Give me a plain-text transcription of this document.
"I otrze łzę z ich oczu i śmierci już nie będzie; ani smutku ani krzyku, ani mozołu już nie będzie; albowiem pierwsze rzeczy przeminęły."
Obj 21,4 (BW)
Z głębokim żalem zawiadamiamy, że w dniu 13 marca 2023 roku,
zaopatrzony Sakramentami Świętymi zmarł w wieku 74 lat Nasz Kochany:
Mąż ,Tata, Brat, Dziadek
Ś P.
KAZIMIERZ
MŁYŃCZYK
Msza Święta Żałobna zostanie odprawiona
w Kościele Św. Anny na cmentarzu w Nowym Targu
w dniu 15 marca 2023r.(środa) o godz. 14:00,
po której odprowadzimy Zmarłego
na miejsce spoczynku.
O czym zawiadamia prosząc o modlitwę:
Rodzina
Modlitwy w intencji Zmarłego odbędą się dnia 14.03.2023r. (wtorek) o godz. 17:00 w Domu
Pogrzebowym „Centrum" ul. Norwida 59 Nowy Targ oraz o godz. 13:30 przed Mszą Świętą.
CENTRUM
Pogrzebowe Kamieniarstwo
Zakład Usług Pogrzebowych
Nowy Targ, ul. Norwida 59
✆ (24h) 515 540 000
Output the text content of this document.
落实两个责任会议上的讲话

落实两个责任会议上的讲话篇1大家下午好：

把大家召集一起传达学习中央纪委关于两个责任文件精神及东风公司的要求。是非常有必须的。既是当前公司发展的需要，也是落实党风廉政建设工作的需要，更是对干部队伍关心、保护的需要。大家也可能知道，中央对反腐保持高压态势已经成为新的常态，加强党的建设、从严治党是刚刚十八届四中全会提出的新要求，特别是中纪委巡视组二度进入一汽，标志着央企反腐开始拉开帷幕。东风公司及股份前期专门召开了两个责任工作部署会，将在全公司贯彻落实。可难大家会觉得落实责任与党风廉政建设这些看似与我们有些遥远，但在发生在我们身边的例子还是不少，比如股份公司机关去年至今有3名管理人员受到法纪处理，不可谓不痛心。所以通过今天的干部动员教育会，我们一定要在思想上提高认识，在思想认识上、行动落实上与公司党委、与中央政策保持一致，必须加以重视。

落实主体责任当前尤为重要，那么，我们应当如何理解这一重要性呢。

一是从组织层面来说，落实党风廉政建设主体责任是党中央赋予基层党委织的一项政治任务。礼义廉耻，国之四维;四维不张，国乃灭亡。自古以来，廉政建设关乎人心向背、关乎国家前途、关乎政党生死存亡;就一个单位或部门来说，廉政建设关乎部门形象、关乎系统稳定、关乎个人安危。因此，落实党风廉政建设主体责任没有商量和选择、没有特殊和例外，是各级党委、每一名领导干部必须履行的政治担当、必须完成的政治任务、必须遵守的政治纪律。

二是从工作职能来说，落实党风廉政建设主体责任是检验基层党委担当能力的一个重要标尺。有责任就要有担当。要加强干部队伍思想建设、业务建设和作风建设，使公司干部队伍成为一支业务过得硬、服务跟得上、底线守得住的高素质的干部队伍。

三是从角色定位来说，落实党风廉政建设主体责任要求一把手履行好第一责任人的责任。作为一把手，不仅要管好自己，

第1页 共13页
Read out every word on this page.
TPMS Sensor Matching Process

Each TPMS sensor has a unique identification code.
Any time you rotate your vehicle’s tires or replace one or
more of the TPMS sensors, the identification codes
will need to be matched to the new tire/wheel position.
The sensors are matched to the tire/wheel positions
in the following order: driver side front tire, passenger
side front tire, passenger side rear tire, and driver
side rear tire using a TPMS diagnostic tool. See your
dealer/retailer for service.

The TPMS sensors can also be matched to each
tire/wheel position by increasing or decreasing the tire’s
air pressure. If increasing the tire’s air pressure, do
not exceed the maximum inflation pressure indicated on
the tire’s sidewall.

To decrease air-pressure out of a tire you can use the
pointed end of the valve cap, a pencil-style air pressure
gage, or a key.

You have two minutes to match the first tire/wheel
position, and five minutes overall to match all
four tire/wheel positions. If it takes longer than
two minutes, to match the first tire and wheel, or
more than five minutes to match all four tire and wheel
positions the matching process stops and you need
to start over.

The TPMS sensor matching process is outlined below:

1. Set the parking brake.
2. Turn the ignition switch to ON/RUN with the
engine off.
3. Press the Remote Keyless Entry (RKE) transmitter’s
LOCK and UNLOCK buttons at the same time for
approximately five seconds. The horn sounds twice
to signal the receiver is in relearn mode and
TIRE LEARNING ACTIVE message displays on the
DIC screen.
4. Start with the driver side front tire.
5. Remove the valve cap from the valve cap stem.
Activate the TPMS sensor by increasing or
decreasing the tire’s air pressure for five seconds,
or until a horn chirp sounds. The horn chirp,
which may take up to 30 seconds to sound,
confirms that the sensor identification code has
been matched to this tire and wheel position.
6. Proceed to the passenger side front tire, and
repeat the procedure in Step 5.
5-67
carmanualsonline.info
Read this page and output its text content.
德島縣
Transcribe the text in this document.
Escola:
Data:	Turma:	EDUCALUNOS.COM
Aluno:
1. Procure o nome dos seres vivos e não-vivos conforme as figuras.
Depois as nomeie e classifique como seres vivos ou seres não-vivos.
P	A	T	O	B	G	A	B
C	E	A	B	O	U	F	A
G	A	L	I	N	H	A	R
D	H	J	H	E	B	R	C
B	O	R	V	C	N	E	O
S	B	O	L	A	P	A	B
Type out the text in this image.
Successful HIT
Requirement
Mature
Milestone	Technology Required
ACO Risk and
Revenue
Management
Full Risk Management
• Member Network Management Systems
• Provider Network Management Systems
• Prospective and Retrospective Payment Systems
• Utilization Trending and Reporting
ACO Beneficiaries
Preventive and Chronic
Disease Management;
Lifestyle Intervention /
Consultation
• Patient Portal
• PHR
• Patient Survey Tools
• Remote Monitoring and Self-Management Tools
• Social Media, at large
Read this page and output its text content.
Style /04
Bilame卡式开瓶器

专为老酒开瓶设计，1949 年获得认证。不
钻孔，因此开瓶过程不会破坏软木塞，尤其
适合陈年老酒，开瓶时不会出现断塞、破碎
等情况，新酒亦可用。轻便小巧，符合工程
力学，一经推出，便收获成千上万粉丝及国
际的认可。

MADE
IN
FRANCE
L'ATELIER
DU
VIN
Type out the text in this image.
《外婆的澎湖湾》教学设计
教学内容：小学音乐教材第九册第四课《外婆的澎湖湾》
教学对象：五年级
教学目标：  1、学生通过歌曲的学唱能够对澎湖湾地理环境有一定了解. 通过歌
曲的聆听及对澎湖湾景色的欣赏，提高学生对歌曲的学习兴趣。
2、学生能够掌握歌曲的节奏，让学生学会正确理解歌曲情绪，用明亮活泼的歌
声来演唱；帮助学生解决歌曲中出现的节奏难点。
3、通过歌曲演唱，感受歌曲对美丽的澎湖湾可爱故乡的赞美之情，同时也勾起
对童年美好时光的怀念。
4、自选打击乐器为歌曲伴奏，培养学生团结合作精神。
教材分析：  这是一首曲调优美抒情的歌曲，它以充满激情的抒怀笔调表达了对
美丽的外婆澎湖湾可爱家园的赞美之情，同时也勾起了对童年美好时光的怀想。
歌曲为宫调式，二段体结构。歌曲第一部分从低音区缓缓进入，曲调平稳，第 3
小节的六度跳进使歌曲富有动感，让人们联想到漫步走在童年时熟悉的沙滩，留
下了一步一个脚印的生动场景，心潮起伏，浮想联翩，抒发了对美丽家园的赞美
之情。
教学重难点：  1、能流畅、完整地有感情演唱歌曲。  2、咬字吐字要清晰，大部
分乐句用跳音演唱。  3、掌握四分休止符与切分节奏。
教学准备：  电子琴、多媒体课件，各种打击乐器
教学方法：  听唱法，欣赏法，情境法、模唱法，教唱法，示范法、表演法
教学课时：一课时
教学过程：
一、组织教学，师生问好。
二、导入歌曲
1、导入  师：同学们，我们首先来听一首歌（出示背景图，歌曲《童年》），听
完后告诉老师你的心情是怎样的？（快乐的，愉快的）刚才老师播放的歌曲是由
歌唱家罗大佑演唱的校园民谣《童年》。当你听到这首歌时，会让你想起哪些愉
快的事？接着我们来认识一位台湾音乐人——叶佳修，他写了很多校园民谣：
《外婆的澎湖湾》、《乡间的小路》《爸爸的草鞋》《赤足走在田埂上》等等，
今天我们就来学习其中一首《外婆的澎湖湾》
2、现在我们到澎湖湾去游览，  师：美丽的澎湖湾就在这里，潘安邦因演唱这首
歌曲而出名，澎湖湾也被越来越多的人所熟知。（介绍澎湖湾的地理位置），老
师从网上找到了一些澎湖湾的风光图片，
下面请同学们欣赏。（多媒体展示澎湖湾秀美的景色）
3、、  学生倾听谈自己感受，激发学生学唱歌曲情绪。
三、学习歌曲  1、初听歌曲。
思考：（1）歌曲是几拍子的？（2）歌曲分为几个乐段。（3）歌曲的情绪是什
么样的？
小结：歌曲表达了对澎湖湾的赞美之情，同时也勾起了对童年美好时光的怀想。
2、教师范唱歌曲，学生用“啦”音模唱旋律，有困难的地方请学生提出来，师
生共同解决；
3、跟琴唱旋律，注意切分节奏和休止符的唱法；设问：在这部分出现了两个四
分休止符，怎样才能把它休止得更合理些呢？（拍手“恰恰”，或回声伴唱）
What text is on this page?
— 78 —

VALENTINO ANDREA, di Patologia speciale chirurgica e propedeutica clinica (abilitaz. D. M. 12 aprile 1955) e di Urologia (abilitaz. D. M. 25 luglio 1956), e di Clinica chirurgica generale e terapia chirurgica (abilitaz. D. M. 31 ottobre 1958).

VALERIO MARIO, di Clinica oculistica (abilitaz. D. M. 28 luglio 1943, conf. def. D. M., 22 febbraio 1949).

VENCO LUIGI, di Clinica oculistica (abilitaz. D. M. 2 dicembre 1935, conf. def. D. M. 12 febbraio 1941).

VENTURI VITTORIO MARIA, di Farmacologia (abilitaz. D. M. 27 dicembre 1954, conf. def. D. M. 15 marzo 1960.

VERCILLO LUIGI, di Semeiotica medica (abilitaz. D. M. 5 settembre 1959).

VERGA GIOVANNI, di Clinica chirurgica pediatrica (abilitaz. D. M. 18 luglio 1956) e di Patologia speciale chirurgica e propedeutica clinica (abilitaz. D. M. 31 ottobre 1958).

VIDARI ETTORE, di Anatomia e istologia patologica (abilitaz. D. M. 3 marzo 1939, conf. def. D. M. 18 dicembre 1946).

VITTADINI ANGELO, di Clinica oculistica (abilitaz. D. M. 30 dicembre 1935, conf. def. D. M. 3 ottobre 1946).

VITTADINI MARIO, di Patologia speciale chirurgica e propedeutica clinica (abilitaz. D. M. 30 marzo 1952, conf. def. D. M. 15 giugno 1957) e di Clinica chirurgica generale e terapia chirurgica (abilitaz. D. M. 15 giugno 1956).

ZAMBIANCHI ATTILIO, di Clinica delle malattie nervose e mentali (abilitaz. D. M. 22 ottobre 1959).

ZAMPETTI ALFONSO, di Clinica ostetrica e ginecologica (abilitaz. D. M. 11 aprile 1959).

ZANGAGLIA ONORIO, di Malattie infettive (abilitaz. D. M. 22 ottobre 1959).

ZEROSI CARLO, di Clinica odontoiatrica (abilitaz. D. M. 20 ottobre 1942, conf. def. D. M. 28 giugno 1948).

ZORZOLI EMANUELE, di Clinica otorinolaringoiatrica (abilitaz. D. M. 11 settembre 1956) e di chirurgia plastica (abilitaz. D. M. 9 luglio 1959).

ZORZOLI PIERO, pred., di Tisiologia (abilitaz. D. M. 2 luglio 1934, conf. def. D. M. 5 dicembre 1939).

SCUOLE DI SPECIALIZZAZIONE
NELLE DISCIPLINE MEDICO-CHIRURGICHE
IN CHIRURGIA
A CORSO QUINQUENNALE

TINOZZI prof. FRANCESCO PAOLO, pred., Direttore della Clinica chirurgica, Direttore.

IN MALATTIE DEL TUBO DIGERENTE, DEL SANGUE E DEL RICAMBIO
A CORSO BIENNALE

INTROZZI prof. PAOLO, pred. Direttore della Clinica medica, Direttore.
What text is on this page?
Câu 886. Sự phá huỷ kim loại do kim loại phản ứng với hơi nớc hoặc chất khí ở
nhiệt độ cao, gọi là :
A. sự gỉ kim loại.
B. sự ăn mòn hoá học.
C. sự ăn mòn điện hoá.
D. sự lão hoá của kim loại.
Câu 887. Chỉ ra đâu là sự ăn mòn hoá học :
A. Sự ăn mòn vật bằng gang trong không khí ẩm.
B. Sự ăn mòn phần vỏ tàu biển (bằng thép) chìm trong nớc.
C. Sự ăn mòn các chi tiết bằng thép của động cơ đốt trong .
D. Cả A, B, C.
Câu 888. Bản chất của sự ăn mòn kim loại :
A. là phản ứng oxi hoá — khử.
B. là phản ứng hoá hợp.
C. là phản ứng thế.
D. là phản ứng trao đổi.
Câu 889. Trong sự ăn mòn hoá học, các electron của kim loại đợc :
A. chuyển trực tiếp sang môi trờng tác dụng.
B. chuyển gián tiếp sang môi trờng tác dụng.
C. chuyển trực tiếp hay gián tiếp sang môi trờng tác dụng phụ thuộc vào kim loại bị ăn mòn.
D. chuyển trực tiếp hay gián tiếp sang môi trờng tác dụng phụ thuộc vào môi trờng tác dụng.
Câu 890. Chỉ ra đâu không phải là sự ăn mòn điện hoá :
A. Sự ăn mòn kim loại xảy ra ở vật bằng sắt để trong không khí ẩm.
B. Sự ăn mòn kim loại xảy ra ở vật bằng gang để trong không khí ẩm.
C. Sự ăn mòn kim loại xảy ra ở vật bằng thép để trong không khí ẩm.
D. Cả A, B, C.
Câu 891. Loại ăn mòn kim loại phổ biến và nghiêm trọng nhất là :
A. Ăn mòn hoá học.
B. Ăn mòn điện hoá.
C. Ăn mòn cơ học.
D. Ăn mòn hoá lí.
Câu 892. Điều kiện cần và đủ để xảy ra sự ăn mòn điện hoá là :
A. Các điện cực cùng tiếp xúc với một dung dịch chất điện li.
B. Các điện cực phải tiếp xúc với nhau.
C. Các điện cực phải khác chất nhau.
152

● INSTRUCTIONS FOR THE TASK:
Scan the listing above for the word "PAOLO" and show each line where it is found.

● CORRECT ANSWER:
TINOZZI prof. FRANCESCO PAOLO, pred., Direttore della Clinica chirurgica, Direttore.
INTROZZI prof. PAOLO, pred. Direttore della Clinica medica, Direttore.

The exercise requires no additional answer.